(Saved data entries)
◇ ◇ ◇ ◇ ◇ ◇ ◇
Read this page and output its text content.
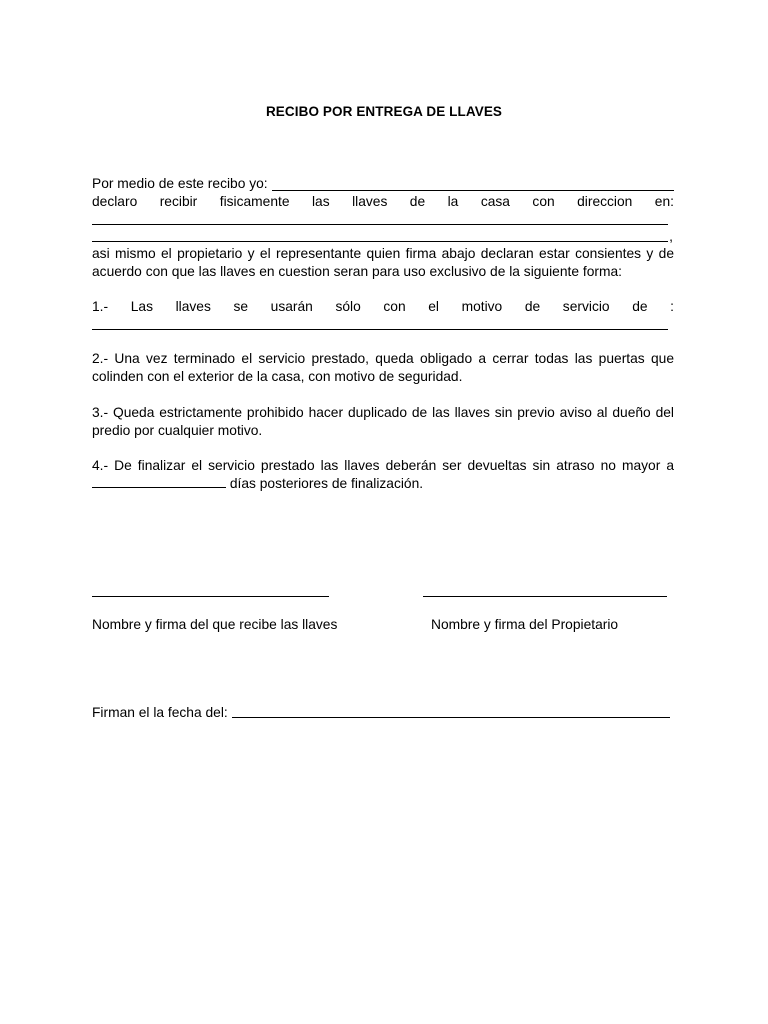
RECIBO POR ENTREGA DE LLAVES
Por medio de este recibo yo:
declaro recibir fisicamente las llaves de la casa con direccion en:
,
asi mismo el propietario y el representante quien firma abajo declaran estar consientes y de acuerdo con que las llaves en cuestion seran para uso exclusivo de la siguiente forma:
1.- Las llaves se usarán sólo con el motivo de servicio de :
2.- Una vez terminado el servicio prestado, queda obligado a cerrar todas las puertas que colinden con el exterior de la casa, con motivo de seguridad.
3.- Queda estrictamente prohibido hacer duplicado de las llaves sin previo aviso al dueño del predio por cualquier motivo.
4.- De finalizar el servicio prestado las llaves deberán ser devueltas sin atraso no mayor a
días posteriores de finalización.
Nombre y firma del que recibe las llaves	Nombre y firma del Propietario
Firman el la fecha del:
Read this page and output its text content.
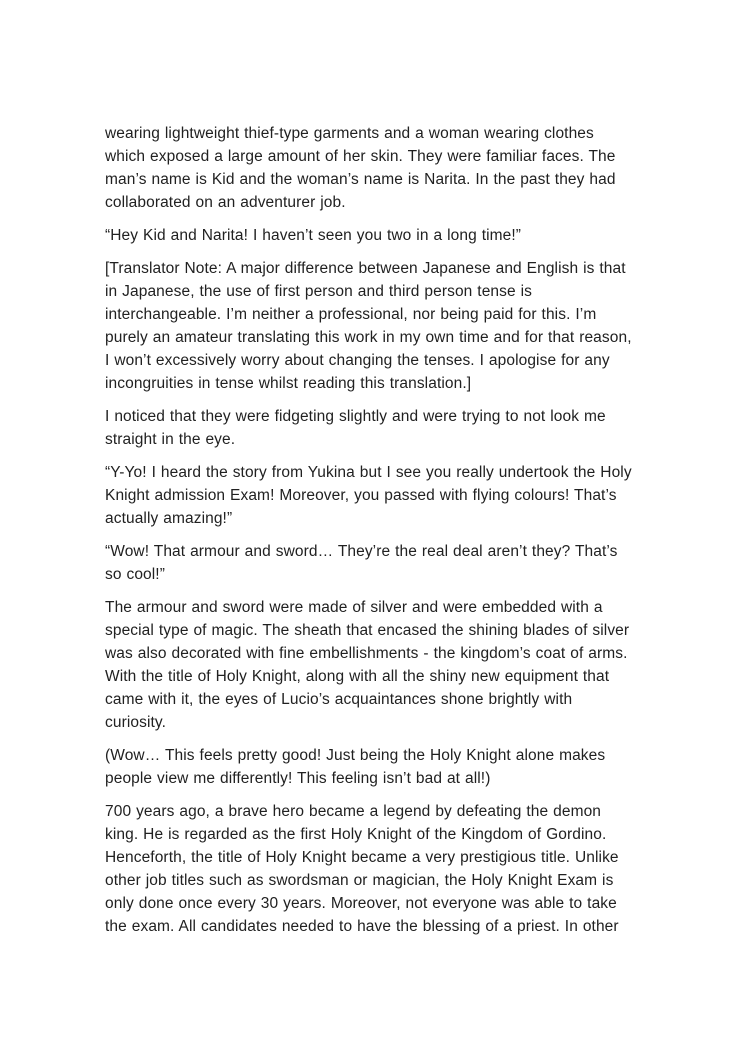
wearing lightweight thief-type garments and a woman wearing clothes which exposed a large amount of her skin. They were familiar faces. The man’s name is Kid and the woman’s name is Narita. In the past they had collaborated on an adventurer job.

“Hey Kid and Narita! I haven’t seen you two in a long time!”

[Translator Note: A major difference between Japanese and English is that in Japanese, the use of first person and third person tense is interchangeable. I’m neither a professional, nor being paid for this. I’m purely an amateur translating this work in my own time and for that reason, I won’t excessively worry about changing the tenses. I apologise for any incongruities in tense whilst reading this translation.]

I noticed that they were fidgeting slightly and were trying to not look me straight in the eye.

“Y-Yo! I heard the story from Yukina but I see you really undertook the Holy Knight admission Exam! Moreover, you passed with flying colours! That’s actually amazing!”

“Wow! That armour and sword… They’re the real deal aren’t they? That’s so cool!”

The armour and sword were made of silver and were embedded with a special type of magic. The sheath that encased the shining blades of silver was also decorated with fine embellishments - the kingdom’s coat of arms. With the title of Holy Knight, along with all the shiny new equipment that came with it, the eyes of Lucio’s acquaintances shone brightly with curiosity.

(Wow… This feels pretty good! Just being the Holy Knight alone makes people view me differently! This feeling isn’t bad at all!)

700 years ago, a brave hero became a legend by defeating the demon king. He is regarded as the first Holy Knight of the Kingdom of Gordino. Henceforth, the title of Holy Knight became a very prestigious title. Unlike other job titles such as swordsman or magician, the Holy Knight Exam is only done once every 30 years. Moreover, not everyone was able to take the exam. All candidates needed to have the blessing of a priest. In other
◇ ◇ ◇ ◇ ◇ ◇ ◇
## GIVEN EXERCISE
Leave out the pictures and repeat everything else in the records exactly.

## FINISHED ANSWER
Read this page and output its text content.
RECIBO POR ENTREGA DE LLAVES
Por medio de este recibo yo:
declaro recibir fisicamente las llaves de la casa con direccion en:
,
asi mismo el propietario y el representante quien firma abajo declaran estar consientes y de acuerdo con que las llaves en cuestion seran para uso exclusivo de la siguiente forma:
1.- Las llaves se usarán sólo con el motivo de servicio de :
2.- Una vez terminado el servicio prestado, queda obligado a cerrar todas las puertas que colinden con el exterior de la casa, con motivo de seguridad.
3.- Queda estrictamente prohibido hacer duplicado de las llaves sin previo aviso al dueño del predio por cualquier motivo.
4.- De finalizar el servicio prestado las llaves deberán ser devueltas sin atraso no mayor a
días posteriores de finalización.
Nombre y firma del que recibe las llaves	Nombre y firma del Propietario
Firman el la fecha del:
Read this page and output its text content.
wearing lightweight thief-type garments and a woman wearing clothes which exposed a large amount of her skin. They were familiar faces. The man’s name is Kid and the woman’s name is Narita. In the past they had collaborated on an adventurer job.

“Hey Kid and Narita! I haven’t seen you two in a long time!”

[Translator Note: A major difference between Japanese and English is that in Japanese, the use of first person and third person tense is interchangeable. I’m neither a professional, nor being paid for this. I’m purely an amateur translating this work in my own time and for that reason, I won’t excessively worry about changing the tenses. I apologise for any incongruities in tense whilst reading this translation.]

I noticed that they were fidgeting slightly and were trying to not look me straight in the eye.

“Y-Yo! I heard the story from Yukina but I see you really undertook the Holy Knight admission Exam! Moreover, you passed with flying colours! That’s actually amazing!”

“Wow! That armour and sword… They’re the real deal aren’t they? That’s so cool!”

The armour and sword were made of silver and were embedded with a special type of magic. The sheath that encased the shining blades of silver was also decorated with fine embellishments - the kingdom’s coat of arms. With the title of Holy Knight, along with all the shiny new equipment that came with it, the eyes of Lucio’s acquaintances shone brightly with curiosity.

(Wow… This feels pretty good! Just being the Holy Knight alone makes people view me differently! This feeling isn’t bad at all!)

700 years ago, a brave hero became a legend by defeating the demon king. He is regarded as the first Holy Knight of the Kingdom of Gordino. Henceforth, the title of Holy Knight became a very prestigious title. Unlike other job titles such as swordsman or magician, the Holy Knight Exam is only done once every 30 years. Moreover, not everyone was able to take the exam. All candidates needed to have the blessing of a priest. In other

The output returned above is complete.